▼▼▼
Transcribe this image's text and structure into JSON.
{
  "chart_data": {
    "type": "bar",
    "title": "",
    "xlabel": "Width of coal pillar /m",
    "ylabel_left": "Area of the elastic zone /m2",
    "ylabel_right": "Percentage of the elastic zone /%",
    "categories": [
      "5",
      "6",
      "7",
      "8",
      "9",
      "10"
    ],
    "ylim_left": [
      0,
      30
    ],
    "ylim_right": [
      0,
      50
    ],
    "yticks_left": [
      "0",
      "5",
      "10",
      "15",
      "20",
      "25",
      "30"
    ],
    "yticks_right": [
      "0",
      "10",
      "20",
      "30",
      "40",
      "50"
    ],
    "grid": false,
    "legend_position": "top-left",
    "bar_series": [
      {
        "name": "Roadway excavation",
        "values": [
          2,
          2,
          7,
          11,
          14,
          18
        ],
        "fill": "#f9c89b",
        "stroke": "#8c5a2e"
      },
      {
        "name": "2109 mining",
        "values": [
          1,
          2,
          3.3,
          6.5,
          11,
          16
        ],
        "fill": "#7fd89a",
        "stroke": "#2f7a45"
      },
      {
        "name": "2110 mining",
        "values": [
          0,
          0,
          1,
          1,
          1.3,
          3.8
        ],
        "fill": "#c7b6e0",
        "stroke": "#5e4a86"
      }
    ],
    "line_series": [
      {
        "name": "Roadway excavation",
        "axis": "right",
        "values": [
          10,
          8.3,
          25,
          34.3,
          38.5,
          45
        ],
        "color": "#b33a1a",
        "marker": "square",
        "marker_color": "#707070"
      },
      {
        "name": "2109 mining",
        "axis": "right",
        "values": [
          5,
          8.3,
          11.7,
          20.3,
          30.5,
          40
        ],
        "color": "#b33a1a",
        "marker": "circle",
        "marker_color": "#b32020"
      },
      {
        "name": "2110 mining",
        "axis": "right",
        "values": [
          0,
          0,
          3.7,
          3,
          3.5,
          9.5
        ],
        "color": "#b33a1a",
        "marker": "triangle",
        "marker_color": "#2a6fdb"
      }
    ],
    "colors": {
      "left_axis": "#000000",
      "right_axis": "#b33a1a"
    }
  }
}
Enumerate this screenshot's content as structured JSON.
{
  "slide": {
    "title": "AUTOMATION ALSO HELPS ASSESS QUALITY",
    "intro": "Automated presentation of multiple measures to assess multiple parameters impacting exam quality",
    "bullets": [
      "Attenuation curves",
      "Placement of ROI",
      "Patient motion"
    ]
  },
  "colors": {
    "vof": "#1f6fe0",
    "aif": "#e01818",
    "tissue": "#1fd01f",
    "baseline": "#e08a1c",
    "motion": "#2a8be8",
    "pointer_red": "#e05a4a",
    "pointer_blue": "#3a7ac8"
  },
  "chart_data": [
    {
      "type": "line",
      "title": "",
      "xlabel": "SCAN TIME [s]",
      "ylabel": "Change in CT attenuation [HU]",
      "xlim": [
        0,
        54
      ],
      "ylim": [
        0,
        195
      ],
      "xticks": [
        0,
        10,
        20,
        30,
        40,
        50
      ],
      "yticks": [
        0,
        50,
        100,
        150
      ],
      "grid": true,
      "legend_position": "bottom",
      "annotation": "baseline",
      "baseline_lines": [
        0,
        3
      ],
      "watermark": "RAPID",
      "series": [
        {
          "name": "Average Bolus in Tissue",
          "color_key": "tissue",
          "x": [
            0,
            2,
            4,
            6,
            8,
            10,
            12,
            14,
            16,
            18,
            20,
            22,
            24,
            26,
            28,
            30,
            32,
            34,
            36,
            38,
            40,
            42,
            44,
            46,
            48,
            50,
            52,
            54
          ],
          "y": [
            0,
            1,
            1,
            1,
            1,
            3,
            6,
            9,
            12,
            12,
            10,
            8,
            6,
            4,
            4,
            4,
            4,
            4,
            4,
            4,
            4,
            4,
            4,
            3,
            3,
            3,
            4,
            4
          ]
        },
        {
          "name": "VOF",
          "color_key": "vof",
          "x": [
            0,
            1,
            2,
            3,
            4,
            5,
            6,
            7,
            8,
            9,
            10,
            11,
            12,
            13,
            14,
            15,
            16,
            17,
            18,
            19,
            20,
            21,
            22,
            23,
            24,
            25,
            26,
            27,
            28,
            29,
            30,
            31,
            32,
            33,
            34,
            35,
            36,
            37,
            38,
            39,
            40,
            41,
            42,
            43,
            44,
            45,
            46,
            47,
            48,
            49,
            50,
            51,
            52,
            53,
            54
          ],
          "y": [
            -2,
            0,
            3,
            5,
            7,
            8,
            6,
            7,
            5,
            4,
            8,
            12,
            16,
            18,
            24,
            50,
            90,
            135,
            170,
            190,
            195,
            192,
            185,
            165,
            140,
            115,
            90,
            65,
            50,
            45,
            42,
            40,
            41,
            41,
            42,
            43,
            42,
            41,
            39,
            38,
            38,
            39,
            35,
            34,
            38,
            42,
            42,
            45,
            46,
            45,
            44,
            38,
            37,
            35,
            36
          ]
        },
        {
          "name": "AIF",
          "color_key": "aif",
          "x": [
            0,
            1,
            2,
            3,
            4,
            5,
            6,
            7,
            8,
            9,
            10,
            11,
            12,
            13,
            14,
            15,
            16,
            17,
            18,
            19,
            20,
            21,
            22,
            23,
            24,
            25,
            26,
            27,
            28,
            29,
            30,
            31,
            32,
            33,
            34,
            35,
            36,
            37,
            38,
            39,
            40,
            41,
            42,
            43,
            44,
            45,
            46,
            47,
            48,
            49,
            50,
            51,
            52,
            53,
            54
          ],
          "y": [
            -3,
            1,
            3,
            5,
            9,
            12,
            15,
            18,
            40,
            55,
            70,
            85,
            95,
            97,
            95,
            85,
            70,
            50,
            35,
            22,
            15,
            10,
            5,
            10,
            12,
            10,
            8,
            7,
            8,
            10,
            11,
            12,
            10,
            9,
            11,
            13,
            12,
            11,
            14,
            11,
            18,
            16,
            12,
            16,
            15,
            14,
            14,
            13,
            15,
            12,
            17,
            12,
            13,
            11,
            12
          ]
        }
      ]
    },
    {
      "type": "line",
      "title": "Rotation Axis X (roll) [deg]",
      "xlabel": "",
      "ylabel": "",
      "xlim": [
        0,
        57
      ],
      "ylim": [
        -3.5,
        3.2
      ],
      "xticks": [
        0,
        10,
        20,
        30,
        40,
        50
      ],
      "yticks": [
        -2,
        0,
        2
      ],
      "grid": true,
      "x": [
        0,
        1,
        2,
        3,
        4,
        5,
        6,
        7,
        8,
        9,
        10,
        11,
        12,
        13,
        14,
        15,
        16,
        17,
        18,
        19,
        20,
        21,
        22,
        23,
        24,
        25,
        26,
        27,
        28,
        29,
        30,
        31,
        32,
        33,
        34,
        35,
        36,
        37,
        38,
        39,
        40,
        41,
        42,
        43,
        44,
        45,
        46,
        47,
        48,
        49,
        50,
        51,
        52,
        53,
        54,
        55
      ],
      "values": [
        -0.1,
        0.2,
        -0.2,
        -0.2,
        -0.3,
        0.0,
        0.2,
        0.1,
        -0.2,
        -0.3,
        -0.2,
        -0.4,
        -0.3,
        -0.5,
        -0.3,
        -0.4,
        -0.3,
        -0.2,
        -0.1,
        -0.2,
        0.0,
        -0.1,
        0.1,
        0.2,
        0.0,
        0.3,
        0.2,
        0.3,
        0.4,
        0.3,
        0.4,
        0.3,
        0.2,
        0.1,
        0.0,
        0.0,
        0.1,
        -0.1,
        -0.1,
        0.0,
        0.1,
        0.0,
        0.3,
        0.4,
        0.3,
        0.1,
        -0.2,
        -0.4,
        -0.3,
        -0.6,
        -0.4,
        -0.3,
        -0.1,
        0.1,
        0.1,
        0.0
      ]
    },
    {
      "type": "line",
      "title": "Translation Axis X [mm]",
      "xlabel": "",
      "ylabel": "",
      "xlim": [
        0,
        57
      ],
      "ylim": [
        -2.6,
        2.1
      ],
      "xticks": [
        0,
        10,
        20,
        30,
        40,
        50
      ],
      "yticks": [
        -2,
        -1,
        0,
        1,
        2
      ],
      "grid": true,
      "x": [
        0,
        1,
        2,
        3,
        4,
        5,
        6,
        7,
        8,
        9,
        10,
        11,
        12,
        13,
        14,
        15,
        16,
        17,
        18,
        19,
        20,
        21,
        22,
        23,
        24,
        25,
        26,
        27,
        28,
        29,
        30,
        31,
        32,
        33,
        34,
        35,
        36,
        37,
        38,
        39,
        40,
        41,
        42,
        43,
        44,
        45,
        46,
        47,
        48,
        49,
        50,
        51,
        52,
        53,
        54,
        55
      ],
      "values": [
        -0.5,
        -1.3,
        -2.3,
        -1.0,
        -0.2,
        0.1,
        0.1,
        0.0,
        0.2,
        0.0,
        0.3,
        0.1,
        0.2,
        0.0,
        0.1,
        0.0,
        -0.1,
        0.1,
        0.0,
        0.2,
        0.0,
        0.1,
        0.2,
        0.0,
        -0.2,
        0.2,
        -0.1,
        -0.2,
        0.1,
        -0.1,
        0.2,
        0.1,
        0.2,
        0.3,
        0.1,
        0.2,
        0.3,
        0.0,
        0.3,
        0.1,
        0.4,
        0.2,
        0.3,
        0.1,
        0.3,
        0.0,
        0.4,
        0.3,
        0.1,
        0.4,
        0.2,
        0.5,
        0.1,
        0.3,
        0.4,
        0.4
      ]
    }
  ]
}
▲▲▲
● Directions for this task
Filter out all lines lacking the word "xlabel" and copy the rest.

● Answer to the exercise
    "xlabel": "Width of coal pillar /m",
      "xlabel": "SCAN TIME [s]",
      "xlabel": "",
      "xlabel": "",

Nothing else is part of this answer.